╭─ Recorded information

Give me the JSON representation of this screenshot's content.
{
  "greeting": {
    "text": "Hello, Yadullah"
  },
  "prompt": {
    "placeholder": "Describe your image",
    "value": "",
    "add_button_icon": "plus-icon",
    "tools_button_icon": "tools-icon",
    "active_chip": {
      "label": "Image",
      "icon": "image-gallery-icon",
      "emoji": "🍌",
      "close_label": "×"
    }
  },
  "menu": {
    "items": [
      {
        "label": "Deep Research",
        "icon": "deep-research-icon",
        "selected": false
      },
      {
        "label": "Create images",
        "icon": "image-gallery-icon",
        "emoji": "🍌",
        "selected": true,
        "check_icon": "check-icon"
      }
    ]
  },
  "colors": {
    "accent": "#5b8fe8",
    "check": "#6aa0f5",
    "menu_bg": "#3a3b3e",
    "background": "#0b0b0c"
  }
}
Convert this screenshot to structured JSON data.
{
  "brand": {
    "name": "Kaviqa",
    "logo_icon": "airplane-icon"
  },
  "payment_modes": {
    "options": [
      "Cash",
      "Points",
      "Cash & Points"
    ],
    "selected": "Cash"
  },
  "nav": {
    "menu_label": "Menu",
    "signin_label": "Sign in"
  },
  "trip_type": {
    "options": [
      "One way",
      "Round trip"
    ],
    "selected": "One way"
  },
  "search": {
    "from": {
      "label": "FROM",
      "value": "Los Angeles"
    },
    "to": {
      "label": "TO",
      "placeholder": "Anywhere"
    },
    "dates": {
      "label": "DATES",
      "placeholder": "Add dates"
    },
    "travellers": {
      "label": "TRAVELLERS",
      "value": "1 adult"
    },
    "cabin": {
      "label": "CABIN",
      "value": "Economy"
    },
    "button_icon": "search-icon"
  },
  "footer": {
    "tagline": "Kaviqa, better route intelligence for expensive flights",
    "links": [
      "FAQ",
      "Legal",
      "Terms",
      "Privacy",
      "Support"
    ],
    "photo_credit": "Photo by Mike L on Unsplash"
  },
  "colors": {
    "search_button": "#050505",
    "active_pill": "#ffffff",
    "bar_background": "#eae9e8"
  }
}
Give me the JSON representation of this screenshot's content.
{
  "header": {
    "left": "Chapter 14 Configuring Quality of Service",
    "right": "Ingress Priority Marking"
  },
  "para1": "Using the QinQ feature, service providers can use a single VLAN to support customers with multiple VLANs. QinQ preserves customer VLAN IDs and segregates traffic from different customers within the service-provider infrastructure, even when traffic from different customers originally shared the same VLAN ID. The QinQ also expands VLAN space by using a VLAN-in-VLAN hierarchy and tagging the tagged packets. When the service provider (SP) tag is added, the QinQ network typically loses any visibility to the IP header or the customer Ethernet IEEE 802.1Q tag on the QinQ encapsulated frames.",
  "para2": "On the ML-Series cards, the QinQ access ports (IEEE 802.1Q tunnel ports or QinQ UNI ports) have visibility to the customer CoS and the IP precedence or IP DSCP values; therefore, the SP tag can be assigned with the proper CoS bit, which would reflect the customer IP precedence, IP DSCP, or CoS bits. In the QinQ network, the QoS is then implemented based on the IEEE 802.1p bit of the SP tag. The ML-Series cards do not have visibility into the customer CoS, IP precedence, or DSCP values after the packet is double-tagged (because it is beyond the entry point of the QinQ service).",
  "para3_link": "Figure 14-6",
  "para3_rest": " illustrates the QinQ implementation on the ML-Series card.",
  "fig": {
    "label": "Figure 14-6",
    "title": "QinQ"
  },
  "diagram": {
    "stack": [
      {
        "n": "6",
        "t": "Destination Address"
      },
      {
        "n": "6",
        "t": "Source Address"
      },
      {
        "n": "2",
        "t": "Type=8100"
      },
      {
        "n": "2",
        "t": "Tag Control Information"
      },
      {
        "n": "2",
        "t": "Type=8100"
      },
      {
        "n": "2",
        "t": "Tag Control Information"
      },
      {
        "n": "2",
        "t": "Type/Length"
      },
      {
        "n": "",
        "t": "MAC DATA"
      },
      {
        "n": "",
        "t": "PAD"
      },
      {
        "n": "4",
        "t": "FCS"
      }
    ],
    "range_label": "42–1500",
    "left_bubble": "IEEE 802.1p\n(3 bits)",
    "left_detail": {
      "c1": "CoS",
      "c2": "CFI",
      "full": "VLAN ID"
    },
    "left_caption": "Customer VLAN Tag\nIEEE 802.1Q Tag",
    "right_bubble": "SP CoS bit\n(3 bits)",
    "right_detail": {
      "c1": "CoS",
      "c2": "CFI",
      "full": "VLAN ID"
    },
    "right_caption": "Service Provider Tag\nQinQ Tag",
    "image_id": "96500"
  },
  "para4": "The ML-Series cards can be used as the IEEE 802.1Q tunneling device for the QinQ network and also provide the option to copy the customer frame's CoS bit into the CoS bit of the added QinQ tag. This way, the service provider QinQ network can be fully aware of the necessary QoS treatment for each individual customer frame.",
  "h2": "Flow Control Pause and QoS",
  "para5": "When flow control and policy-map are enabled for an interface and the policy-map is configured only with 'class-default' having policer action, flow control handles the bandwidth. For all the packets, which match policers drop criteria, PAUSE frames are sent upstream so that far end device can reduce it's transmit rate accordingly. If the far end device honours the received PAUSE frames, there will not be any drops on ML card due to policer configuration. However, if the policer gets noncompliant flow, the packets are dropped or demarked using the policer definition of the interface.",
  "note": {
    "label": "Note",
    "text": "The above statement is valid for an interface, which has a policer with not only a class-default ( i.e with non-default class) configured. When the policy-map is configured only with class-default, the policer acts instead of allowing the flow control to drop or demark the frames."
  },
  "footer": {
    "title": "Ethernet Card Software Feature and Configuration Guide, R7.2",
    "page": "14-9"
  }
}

╰─

*Exercise task*. Provide all the records again, word for word.

*Answer for this exercise*.
Give me the JSON representation of this screenshot's content.
{
  "greeting": {
    "text": "Hello, Yadullah"
  },
  "prompt": {
    "placeholder": "Describe your image",
    "value": "",
    "add_button_icon": "plus-icon",
    "tools_button_icon": "tools-icon",
    "active_chip": {
      "label": "Image",
      "icon": "image-gallery-icon",
      "emoji": "🍌",
      "close_label": "×"
    }
  },
  "menu": {
    "items": [
      {
        "label": "Deep Research",
        "icon": "deep-research-icon",
        "selected": false
      },
      {
        "label": "Create images",
        "icon": "image-gallery-icon",
        "emoji": "🍌",
        "selected": true,
        "check_icon": "check-icon"
      }
    ]
  },
  "colors": {
    "accent": "#5b8fe8",
    "check": "#6aa0f5",
    "menu_bg": "#3a3b3e",
    "background": "#0b0b0c"
  }
}
Convert this screenshot to structured JSON data.
{
  "brand": {
    "name": "Kaviqa",
    "logo_icon": "airplane-icon"
  },
  "payment_modes": {
    "options": [
      "Cash",
      "Points",
      "Cash & Points"
    ],
    "selected": "Cash"
  },
  "nav": {
    "menu_label": "Menu",
    "signin_label": "Sign in"
  },
  "trip_type": {
    "options": [
      "One way",
      "Round trip"
    ],
    "selected": "One way"
  },
  "search": {
    "from": {
      "label": "FROM",
      "value": "Los Angeles"
    },
    "to": {
      "label": "TO",
      "placeholder": "Anywhere"
    },
    "dates": {
      "label": "DATES",
      "placeholder": "Add dates"
    },
    "travellers": {
      "label": "TRAVELLERS",
      "value": "1 adult"
    },
    "cabin": {
      "label": "CABIN",
      "value": "Economy"
    },
    "button_icon": "search-icon"
  },
  "footer": {
    "tagline": "Kaviqa, better route intelligence for expensive flights",
    "links": [
      "FAQ",
      "Legal",
      "Terms",
      "Privacy",
      "Support"
    ],
    "photo_credit": "Photo by Mike L on Unsplash"
  },
  "colors": {
    "search_button": "#050505",
    "active_pill": "#ffffff",
    "bar_background": "#eae9e8"
  }
}
Give me the JSON representation of this screenshot's content.
{
  "header": {
    "left": "Chapter 14 Configuring Quality of Service",
    "right": "Ingress Priority Marking"
  },
  "para1": "Using the QinQ feature, service providers can use a single VLAN to support customers with multiple VLANs. QinQ preserves customer VLAN IDs and segregates traffic from different customers within the service-provider infrastructure, even when traffic from different customers originally shared the same VLAN ID. The QinQ also expands VLAN space by using a VLAN-in-VLAN hierarchy and tagging the tagged packets. When the service provider (SP) tag is added, the QinQ network typically loses any visibility to the IP header or the customer Ethernet IEEE 802.1Q tag on the QinQ encapsulated frames.",
  "para2": "On the ML-Series cards, the QinQ access ports (IEEE 802.1Q tunnel ports or QinQ UNI ports) have visibility to the customer CoS and the IP precedence or IP DSCP values; therefore, the SP tag can be assigned with the proper CoS bit, which would reflect the customer IP precedence, IP DSCP, or CoS bits. In the QinQ network, the QoS is then implemented based on the IEEE 802.1p bit of the SP tag. The ML-Series cards do not have visibility into the customer CoS, IP precedence, or DSCP values after the packet is double-tagged (because it is beyond the entry point of the QinQ service).",
  "para3_link": "Figure 14-6",
  "para3_rest": " illustrates the QinQ implementation on the ML-Series card.",
  "fig": {
    "label": "Figure 14-6",
    "title": "QinQ"
  },
  "diagram": {
    "stack": [
      {
        "n": "6",
        "t": "Destination Address"
      },
      {
        "n": "6",
        "t": "Source Address"
      },
      {
        "n": "2",
        "t": "Type=8100"
      },
      {
        "n": "2",
        "t": "Tag Control Information"
      },
      {
        "n": "2",
        "t": "Type=8100"
      },
      {
        "n": "2",
        "t": "Tag Control Information"
      },
      {
        "n": "2",
        "t": "Type/Length"
      },
      {
        "n": "",
        "t": "MAC DATA"
      },
      {
        "n": "",
        "t": "PAD"
      },
      {
        "n": "4",
        "t": "FCS"
      }
    ],
    "range_label": "42–1500",
    "left_bubble": "IEEE 802.1p\n(3 bits)",
    "left_detail": {
      "c1": "CoS",
      "c2": "CFI",
      "full": "VLAN ID"
    },
    "left_caption": "Customer VLAN Tag\nIEEE 802.1Q Tag",
    "right_bubble": "SP CoS bit\n(3 bits)",
    "right_detail": {
      "c1": "CoS",
      "c2": "CFI",
      "full": "VLAN ID"
    },
    "right_caption": "Service Provider Tag\nQinQ Tag",
    "image_id": "96500"
  },
  "para4": "The ML-Series cards can be used as the IEEE 802.1Q tunneling device for the QinQ network and also provide the option to copy the customer frame's CoS bit into the CoS bit of the added QinQ tag. This way, the service provider QinQ network can be fully aware of the necessary QoS treatment for each individual customer frame.",
  "h2": "Flow Control Pause and QoS",
  "para5": "When flow control and policy-map are enabled for an interface and the policy-map is configured only with 'class-default' having policer action, flow control handles the bandwidth. For all the packets, which match policers drop criteria, PAUSE frames are sent upstream so that far end device can reduce it's transmit rate accordingly. If the far end device honours the received PAUSE frames, there will not be any drops on ML card due to policer configuration. However, if the policer gets noncompliant flow, the packets are dropped or demarked using the policer definition of the interface.",
  "note": {
    "label": "Note",
    "text": "The above statement is valid for an interface, which has a policer with not only a class-default ( i.e with non-default class) configured. When the policy-map is configured only with class-default, the policer acts instead of allowing the flow control to drop or demark the frames."
  },
  "footer": {
    "title": "Ethernet Card Software Feature and Configuration Guide, R7.2",
    "page": "14-9"
  }
}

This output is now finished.